Request: Arrange every line of the records below as a numbered list, leaving out any blank lines.
--- START Data in this exercise ---
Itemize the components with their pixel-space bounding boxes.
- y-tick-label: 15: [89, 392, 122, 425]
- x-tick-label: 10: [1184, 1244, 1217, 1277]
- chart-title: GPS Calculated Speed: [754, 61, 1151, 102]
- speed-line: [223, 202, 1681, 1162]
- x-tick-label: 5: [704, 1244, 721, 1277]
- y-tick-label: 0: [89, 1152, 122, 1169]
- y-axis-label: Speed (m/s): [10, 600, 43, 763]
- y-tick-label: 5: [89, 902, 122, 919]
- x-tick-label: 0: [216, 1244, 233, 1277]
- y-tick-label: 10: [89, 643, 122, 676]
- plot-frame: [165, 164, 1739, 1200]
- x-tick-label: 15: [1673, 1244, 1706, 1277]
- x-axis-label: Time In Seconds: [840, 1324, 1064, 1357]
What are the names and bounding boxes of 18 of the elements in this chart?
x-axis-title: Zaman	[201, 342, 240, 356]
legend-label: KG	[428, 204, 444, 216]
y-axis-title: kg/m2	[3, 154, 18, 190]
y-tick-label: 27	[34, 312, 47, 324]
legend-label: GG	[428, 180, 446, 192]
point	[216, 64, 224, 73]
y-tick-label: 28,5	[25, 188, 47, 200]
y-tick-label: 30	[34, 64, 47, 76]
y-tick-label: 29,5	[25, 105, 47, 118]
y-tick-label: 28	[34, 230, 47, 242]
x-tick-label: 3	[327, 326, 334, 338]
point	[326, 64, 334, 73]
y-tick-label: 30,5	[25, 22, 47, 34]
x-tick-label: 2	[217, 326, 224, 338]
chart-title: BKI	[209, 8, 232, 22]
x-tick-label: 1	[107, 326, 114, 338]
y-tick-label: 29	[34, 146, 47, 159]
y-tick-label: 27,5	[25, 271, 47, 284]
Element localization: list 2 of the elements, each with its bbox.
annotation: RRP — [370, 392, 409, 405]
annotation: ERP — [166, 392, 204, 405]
--- END Data in this exercise ---
Solution for this problem:
1. Itemize the components with their pixel-space bounding boxes.
2. - y-tick-label: 15: [89, 392, 122, 425]
3. - x-tick-label: 10: [1184, 1244, 1217, 1277]
4. - chart-title: GPS Calculated Speed: [754, 61, 1151, 102]
5. - speed-line: [223, 202, 1681, 1162]
6. - x-tick-label: 5: [704, 1244, 721, 1277]
7. - y-tick-label: 0: [89, 1152, 122, 1169]
8. - y-axis-label: Speed (m/s): [10, 600, 43, 763]
9. - y-tick-label: 5: [89, 902, 122, 919]
10. - x-tick-label: 0: [216, 1244, 233, 1277]
11. - y-tick-label: 10: [89, 643, 122, 676]
12. - plot-frame: [165, 164, 1739, 1200]
13. - x-tick-label: 15: [1673, 1244, 1706, 1277]
14. - x-axis-label: Time In Seconds: [840, 1324, 1064, 1357]
15. What are the names and bounding boxes of 18 of the elements in this chart?
16. x-axis-title: Zaman	[201, 342, 240, 356]
17. legend-label: KG	[428, 204, 444, 216]
18. y-axis-title: kg/m2	[3, 154, 18, 190]
19. y-tick-label: 27	[34, 312, 47, 324]
20. legend-label: GG	[428, 180, 446, 192]
21. point	[216, 64, 224, 73]
22. y-tick-label: 28,5	[25, 188, 47, 200]
23. y-tick-label: 30	[34, 64, 47, 76]
24. y-tick-label: 29,5	[25, 105, 47, 118]
25. y-tick-label: 28	[34, 230, 47, 242]
26. x-tick-label: 3	[327, 326, 334, 338]
27. point	[326, 64, 334, 73]
28. y-tick-label: 30,5	[25, 22, 47, 34]
29. x-tick-label: 2	[217, 326, 224, 338]
30. chart-title: BKI	[209, 8, 232, 22]
31. x-tick-label: 1	[107, 326, 114, 338]
32. y-tick-label: 29	[34, 146, 47, 159]
33. y-tick-label: 27,5	[25, 271, 47, 284]
34. Element localization: list 2 of the elements, each with its bbox.
35. annotation: RRP — [370, 392, 409, 405]
36. annotation: ERP — [166, 392, 204, 405]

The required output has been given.